(Lines of data)
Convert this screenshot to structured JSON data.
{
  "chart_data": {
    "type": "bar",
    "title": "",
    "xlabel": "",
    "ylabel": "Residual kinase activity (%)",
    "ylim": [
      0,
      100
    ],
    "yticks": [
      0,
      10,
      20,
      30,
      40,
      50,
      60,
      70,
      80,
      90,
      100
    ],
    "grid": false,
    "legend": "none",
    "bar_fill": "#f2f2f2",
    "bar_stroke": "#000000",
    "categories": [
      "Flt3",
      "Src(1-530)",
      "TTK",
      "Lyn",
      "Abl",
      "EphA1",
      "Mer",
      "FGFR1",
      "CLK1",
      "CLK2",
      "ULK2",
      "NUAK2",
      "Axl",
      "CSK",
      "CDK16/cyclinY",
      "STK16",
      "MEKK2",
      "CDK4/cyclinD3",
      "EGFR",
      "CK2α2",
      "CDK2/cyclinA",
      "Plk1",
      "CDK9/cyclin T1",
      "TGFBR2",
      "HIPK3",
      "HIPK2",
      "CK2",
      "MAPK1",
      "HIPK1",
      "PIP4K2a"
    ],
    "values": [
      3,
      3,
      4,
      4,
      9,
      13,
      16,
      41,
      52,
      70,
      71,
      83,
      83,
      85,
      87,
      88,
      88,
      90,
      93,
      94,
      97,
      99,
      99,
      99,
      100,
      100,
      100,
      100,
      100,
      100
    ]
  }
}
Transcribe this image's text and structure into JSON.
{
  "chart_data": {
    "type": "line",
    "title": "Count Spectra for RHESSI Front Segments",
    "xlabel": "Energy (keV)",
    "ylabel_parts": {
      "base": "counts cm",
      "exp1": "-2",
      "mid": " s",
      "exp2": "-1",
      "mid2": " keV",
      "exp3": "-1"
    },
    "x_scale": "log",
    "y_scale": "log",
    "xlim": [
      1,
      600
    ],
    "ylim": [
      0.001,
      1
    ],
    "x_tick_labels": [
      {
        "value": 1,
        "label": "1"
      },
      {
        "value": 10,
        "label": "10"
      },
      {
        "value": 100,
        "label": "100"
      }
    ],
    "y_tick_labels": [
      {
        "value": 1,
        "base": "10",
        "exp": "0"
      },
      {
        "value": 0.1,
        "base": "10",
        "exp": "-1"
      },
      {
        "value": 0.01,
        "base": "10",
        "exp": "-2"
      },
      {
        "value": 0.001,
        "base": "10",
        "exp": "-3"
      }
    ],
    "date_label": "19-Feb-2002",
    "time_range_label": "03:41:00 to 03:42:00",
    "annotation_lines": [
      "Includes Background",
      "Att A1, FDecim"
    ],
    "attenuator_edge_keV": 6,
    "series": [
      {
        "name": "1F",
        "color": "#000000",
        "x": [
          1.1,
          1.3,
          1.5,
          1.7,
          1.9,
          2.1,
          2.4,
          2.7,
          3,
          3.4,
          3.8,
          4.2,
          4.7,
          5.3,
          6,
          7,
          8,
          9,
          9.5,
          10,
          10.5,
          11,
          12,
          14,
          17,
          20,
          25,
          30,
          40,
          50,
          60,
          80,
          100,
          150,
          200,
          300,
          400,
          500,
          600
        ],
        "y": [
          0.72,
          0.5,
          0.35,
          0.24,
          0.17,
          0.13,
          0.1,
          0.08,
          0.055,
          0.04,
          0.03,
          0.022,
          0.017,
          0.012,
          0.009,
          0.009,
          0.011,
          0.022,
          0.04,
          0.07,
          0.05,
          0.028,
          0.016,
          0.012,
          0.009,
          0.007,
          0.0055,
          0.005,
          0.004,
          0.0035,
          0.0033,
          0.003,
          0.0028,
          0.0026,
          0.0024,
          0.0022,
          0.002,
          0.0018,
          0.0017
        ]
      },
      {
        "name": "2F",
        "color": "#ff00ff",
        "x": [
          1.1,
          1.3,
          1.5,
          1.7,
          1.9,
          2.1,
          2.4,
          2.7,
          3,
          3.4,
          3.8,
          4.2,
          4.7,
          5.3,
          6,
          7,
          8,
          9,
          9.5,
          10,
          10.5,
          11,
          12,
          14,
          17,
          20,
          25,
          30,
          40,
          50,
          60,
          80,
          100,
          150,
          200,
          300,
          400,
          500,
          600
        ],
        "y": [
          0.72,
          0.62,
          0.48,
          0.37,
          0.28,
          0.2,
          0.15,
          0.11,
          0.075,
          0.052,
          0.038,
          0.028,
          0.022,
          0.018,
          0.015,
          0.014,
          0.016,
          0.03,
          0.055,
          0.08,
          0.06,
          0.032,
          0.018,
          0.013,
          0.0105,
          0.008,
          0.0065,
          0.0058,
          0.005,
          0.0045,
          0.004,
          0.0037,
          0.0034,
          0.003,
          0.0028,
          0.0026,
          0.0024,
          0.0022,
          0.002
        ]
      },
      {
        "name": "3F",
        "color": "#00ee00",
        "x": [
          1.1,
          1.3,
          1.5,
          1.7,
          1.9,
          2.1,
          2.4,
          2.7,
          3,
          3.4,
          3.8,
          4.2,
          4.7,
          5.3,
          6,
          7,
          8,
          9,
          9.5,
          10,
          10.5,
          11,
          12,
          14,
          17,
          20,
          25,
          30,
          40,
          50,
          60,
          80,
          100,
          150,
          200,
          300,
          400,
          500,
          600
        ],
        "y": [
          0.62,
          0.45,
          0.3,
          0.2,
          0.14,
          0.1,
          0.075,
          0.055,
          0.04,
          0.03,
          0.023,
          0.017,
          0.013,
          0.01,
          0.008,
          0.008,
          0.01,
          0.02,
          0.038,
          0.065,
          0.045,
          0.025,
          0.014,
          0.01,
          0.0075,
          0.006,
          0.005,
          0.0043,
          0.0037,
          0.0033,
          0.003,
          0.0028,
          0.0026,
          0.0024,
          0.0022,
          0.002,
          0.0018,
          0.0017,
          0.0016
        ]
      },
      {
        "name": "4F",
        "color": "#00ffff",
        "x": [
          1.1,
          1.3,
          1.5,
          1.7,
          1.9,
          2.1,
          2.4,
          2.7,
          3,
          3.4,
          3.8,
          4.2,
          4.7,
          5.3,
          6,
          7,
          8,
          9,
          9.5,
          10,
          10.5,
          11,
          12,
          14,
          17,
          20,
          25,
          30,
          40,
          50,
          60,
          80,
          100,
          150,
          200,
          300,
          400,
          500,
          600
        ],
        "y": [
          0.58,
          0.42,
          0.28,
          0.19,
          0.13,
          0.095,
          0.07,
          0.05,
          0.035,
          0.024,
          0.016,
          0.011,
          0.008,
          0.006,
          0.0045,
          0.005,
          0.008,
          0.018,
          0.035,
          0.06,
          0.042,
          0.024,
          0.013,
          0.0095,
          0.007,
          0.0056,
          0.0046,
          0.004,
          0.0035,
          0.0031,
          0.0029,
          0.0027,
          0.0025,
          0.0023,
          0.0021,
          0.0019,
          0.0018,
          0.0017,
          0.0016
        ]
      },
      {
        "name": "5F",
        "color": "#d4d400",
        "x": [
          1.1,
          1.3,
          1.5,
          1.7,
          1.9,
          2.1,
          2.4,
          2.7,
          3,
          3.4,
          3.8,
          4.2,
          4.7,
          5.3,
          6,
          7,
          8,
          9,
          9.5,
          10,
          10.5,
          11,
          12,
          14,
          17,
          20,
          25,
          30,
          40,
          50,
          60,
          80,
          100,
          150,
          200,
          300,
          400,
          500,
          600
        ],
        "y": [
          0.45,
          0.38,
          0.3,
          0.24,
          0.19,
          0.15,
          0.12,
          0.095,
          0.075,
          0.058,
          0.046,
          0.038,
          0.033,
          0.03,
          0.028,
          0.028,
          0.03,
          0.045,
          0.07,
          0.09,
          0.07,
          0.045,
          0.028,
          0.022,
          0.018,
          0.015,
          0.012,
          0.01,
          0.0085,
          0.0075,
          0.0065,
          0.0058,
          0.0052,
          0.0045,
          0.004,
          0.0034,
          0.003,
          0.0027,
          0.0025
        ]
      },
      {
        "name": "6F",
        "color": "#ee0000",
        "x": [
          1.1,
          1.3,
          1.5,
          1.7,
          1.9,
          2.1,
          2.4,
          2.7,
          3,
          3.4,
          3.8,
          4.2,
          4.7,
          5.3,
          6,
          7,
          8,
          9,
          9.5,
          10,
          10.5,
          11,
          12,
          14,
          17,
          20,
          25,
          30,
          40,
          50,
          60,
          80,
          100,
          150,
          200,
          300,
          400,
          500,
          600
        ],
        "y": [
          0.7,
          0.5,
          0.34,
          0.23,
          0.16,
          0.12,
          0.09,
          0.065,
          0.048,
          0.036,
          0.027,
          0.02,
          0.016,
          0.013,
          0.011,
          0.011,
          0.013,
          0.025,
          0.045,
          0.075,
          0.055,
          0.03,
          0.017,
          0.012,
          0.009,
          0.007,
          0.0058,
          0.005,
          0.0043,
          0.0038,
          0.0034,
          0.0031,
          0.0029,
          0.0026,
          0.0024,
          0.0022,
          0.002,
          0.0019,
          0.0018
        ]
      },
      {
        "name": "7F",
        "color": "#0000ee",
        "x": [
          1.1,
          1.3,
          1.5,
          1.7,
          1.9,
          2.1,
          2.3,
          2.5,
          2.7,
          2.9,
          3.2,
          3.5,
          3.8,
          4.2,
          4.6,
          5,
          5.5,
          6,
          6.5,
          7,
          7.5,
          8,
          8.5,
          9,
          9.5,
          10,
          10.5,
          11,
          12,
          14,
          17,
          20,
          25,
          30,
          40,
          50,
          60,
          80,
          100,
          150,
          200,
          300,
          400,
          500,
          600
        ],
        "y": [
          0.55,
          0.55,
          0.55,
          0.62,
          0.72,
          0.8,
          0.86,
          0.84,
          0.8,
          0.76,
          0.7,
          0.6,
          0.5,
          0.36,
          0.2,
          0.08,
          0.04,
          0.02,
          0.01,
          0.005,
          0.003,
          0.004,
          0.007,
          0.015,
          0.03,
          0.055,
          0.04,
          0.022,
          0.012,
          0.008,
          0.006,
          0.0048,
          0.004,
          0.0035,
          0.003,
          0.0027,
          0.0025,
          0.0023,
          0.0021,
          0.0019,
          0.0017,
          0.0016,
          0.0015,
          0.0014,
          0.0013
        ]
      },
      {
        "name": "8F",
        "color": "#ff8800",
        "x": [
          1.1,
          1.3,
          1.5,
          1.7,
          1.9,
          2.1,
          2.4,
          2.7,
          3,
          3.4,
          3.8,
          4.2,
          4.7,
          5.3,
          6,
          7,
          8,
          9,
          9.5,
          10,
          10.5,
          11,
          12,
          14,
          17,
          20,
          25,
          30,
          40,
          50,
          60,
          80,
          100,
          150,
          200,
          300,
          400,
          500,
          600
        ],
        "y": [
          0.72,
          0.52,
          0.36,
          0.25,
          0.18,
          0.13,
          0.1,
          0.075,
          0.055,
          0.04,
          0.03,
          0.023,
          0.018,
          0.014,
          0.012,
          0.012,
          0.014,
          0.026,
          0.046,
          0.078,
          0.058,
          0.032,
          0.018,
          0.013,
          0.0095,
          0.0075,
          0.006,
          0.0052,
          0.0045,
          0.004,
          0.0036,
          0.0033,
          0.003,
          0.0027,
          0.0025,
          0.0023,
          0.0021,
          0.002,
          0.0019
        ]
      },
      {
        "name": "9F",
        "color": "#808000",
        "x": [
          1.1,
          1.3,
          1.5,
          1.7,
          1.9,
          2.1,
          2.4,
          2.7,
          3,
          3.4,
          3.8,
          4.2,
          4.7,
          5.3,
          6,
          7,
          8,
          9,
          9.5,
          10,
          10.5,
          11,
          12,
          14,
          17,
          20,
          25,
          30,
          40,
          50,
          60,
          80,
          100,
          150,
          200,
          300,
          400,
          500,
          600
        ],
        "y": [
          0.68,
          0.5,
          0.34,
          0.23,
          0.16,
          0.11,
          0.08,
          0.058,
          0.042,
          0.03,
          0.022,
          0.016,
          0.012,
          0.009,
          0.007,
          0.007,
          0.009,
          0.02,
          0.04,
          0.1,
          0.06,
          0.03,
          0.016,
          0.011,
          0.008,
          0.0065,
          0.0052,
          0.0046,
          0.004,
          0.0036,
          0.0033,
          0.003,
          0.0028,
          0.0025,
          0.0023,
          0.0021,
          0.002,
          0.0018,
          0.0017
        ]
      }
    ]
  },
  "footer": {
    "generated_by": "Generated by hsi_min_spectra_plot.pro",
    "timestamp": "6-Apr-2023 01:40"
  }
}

Requirements: Determine how many lines of the material include the string "color". Output only that count.

Finished answer: 9